Task - Each entry below is to be printed verbatim.

Stored records -

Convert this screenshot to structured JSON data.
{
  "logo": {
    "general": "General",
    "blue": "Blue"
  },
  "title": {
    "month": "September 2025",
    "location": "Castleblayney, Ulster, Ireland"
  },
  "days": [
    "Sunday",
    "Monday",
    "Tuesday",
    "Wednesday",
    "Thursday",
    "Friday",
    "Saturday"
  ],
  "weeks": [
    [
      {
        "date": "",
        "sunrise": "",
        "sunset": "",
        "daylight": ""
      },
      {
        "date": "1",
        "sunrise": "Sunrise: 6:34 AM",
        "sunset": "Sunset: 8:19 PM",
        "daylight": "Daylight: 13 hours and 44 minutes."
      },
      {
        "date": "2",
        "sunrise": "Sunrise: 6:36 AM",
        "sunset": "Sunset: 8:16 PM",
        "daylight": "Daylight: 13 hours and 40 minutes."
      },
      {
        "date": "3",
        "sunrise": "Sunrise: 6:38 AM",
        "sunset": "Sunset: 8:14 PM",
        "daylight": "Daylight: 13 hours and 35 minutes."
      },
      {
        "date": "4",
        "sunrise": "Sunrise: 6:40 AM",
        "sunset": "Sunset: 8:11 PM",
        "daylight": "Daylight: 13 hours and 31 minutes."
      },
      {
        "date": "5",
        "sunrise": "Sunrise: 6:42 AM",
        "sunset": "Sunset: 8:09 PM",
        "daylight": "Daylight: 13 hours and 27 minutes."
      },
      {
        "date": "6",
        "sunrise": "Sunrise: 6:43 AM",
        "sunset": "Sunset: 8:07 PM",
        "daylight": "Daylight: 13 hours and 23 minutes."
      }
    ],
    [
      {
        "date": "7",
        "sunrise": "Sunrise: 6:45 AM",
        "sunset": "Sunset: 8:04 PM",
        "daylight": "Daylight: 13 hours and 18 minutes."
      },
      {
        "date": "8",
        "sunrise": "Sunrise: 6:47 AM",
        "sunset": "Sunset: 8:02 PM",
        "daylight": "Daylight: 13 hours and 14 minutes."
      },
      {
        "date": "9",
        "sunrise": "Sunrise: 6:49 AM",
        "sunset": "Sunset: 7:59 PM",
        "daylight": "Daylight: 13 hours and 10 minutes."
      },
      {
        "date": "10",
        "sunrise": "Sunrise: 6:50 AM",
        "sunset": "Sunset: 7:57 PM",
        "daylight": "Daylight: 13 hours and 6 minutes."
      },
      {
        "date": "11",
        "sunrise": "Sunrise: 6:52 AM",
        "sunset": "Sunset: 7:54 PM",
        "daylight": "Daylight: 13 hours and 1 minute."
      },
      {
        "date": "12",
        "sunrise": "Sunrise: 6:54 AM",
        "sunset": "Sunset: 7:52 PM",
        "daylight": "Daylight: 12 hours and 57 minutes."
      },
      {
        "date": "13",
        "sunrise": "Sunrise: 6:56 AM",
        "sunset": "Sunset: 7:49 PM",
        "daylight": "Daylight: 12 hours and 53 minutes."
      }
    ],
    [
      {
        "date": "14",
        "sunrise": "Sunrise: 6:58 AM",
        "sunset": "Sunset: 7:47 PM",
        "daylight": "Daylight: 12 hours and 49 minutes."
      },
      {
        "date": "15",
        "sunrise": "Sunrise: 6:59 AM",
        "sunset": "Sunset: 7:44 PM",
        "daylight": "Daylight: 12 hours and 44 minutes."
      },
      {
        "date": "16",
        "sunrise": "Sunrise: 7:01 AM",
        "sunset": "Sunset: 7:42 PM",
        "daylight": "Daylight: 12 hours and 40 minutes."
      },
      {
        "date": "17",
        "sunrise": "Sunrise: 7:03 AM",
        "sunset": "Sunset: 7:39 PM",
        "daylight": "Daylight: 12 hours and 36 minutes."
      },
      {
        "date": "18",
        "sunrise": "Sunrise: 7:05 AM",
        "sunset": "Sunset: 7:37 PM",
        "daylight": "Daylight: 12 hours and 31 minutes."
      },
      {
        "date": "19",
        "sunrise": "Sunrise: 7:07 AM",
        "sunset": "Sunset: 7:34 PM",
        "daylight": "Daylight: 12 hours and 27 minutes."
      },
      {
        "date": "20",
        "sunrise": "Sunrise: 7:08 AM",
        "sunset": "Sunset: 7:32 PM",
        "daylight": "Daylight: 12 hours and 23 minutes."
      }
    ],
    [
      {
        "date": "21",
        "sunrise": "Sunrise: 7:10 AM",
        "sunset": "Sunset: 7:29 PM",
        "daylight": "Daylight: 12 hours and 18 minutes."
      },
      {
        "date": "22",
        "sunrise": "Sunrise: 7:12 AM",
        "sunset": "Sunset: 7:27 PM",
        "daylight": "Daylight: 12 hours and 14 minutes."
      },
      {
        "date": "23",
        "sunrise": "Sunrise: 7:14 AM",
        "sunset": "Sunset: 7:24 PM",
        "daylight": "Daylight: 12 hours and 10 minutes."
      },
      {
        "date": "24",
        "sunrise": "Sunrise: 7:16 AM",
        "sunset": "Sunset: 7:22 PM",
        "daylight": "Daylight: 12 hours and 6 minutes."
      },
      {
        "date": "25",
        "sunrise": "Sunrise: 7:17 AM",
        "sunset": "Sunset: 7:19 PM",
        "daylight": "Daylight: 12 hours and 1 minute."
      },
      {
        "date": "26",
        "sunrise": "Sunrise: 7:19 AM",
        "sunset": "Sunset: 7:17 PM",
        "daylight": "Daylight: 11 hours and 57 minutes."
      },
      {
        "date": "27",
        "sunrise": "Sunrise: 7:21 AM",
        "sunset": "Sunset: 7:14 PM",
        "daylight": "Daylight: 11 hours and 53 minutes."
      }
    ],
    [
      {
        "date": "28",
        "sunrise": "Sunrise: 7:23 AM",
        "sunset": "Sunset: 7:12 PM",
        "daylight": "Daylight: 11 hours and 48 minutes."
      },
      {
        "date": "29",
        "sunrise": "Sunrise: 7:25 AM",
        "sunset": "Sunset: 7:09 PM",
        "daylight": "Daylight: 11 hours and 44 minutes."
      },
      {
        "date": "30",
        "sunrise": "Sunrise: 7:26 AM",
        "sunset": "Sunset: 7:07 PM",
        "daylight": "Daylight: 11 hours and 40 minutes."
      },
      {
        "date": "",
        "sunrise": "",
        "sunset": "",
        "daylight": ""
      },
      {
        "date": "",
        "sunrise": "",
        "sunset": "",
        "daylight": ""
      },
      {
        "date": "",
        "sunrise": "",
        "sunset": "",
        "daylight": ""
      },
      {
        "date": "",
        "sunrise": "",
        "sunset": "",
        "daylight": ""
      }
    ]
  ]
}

Problem solution -
Convert this screenshot to structured JSON data.
{
  "logo": {
    "general": "General",
    "blue": "Blue"
  },
  "title": {
    "month": "September 2025",
    "location": "Castleblayney, Ulster, Ireland"
  },
  "days": [
    "Sunday",
    "Monday",
    "Tuesday",
    "Wednesday",
    "Thursday",
    "Friday",
    "Saturday"
  ],
  "weeks": [
    [
      {
        "date": "",
        "sunrise": "",
        "sunset": "",
        "daylight": ""
      },
      {
        "date": "1",
        "sunrise": "Sunrise: 6:34 AM",
        "sunset": "Sunset: 8:19 PM",
        "daylight": "Daylight: 13 hours and 44 minutes."
      },
      {
        "date": "2",
        "sunrise": "Sunrise: 6:36 AM",
        "sunset": "Sunset: 8:16 PM",
        "daylight": "Daylight: 13 hours and 40 minutes."
      },
      {
        "date": "3",
        "sunrise": "Sunrise: 6:38 AM",
        "sunset": "Sunset: 8:14 PM",
        "daylight": "Daylight: 13 hours and 35 minutes."
      },
      {
        "date": "4",
        "sunrise": "Sunrise: 6:40 AM",
        "sunset": "Sunset: 8:11 PM",
        "daylight": "Daylight: 13 hours and 31 minutes."
      },
      {
        "date": "5",
        "sunrise": "Sunrise: 6:42 AM",
        "sunset": "Sunset: 8:09 PM",
        "daylight": "Daylight: 13 hours and 27 minutes."
      },
      {
        "date": "6",
        "sunrise": "Sunrise: 6:43 AM",
        "sunset": "Sunset: 8:07 PM",
        "daylight": "Daylight: 13 hours and 23 minutes."
      }
    ],
    [
      {
        "date": "7",
        "sunrise": "Sunrise: 6:45 AM",
        "sunset": "Sunset: 8:04 PM",
        "daylight": "Daylight: 13 hours and 18 minutes."
      },
      {
        "date": "8",
        "sunrise": "Sunrise: 6:47 AM",
        "sunset": "Sunset: 8:02 PM",
        "daylight": "Daylight: 13 hours and 14 minutes."
      },
      {
        "date": "9",
        "sunrise": "Sunrise: 6:49 AM",
        "sunset": "Sunset: 7:59 PM",
        "daylight": "Daylight: 13 hours and 10 minutes."
      },
      {
        "date": "10",
        "sunrise": "Sunrise: 6:50 AM",
        "sunset": "Sunset: 7:57 PM",
        "daylight": "Daylight: 13 hours and 6 minutes."
      },
      {
        "date": "11",
        "sunrise": "Sunrise: 6:52 AM",
        "sunset": "Sunset: 7:54 PM",
        "daylight": "Daylight: 13 hours and 1 minute."
      },
      {
        "date": "12",
        "sunrise": "Sunrise: 6:54 AM",
        "sunset": "Sunset: 7:52 PM",
        "daylight": "Daylight: 12 hours and 57 minutes."
      },
      {
        "date": "13",
        "sunrise": "Sunrise: 6:56 AM",
        "sunset": "Sunset: 7:49 PM",
        "daylight": "Daylight: 12 hours and 53 minutes."
      }
    ],
    [
      {
        "date": "14",
        "sunrise": "Sunrise: 6:58 AM",
        "sunset": "Sunset: 7:47 PM",
        "daylight": "Daylight: 12 hours and 49 minutes."
      },
      {
        "date": "15",
        "sunrise": "Sunrise: 6:59 AM",
        "sunset": "Sunset: 7:44 PM",
        "daylight": "Daylight: 12 hours and 44 minutes."
      },
      {
        "date": "16",
        "sunrise": "Sunrise: 7:01 AM",
        "sunset": "Sunset: 7:42 PM",
        "daylight": "Daylight: 12 hours and 40 minutes."
      },
      {
        "date": "17",
        "sunrise": "Sunrise: 7:03 AM",
        "sunset": "Sunset: 7:39 PM",
        "daylight": "Daylight: 12 hours and 36 minutes."
      },
      {
        "date": "18",
        "sunrise": "Sunrise: 7:05 AM",
        "sunset": "Sunset: 7:37 PM",
        "daylight": "Daylight: 12 hours and 31 minutes."
      },
      {
        "date": "19",
        "sunrise": "Sunrise: 7:07 AM",
        "sunset": "Sunset: 7:34 PM",
        "daylight": "Daylight: 12 hours and 27 minutes."
      },
      {
        "date": "20",
        "sunrise": "Sunrise: 7:08 AM",
        "sunset": "Sunset: 7:32 PM",
        "daylight": "Daylight: 12 hours and 23 minutes."
      }
    ],
    [
      {
        "date": "21",
        "sunrise": "Sunrise: 7:10 AM",
        "sunset": "Sunset: 7:29 PM",
        "daylight": "Daylight: 12 hours and 18 minutes."
      },
      {
        "date": "22",
        "sunrise": "Sunrise: 7:12 AM",
        "sunset": "Sunset: 7:27 PM",
        "daylight": "Daylight: 12 hours and 14 minutes."
      },
      {
        "date": "23",
        "sunrise": "Sunrise: 7:14 AM",
        "sunset": "Sunset: 7:24 PM",
        "daylight": "Daylight: 12 hours and 10 minutes."
      },
      {
        "date": "24",
        "sunrise": "Sunrise: 7:16 AM",
        "sunset": "Sunset: 7:22 PM",
        "daylight": "Daylight: 12 hours and 6 minutes."
      },
      {
        "date": "25",
        "sunrise": "Sunrise: 7:17 AM",
        "sunset": "Sunset: 7:19 PM",
        "daylight": "Daylight: 12 hours and 1 minute."
      },
      {
        "date": "26",
        "sunrise": "Sunrise: 7:19 AM",
        "sunset": "Sunset: 7:17 PM",
        "daylight": "Daylight: 11 hours and 57 minutes."
      },
      {
        "date": "27",
        "sunrise": "Sunrise: 7:21 AM",
        "sunset": "Sunset: 7:14 PM",
        "daylight": "Daylight: 11 hours and 53 minutes."
      }
    ],
    [
      {
        "date": "28",
        "sunrise": "Sunrise: 7:23 AM",
        "sunset": "Sunset: 7:12 PM",
        "daylight": "Daylight: 11 hours and 48 minutes."
      },
      {
        "date": "29",
        "sunrise": "Sunrise: 7:25 AM",
        "sunset": "Sunset: 7:09 PM",
        "daylight": "Daylight: 11 hours and 44 minutes."
      },
      {
        "date": "30",
        "sunrise": "Sunrise: 7:26 AM",
        "sunset": "Sunset: 7:07 PM",
        "daylight": "Daylight: 11 hours and 40 minutes."
      },
      {
        "date": "",
        "sunrise": "",
        "sunset": "",
        "daylight": ""
      },
      {
        "date": "",
        "sunrise": "",
        "sunset": "",
        "daylight": ""
      },
      {
        "date": "",
        "sunrise": "",
        "sunset": "",
        "daylight": ""
      },
      {
        "date": "",
        "sunrise": "",
        "sunset": "",
        "daylight": ""
      }
    ]
  ]
}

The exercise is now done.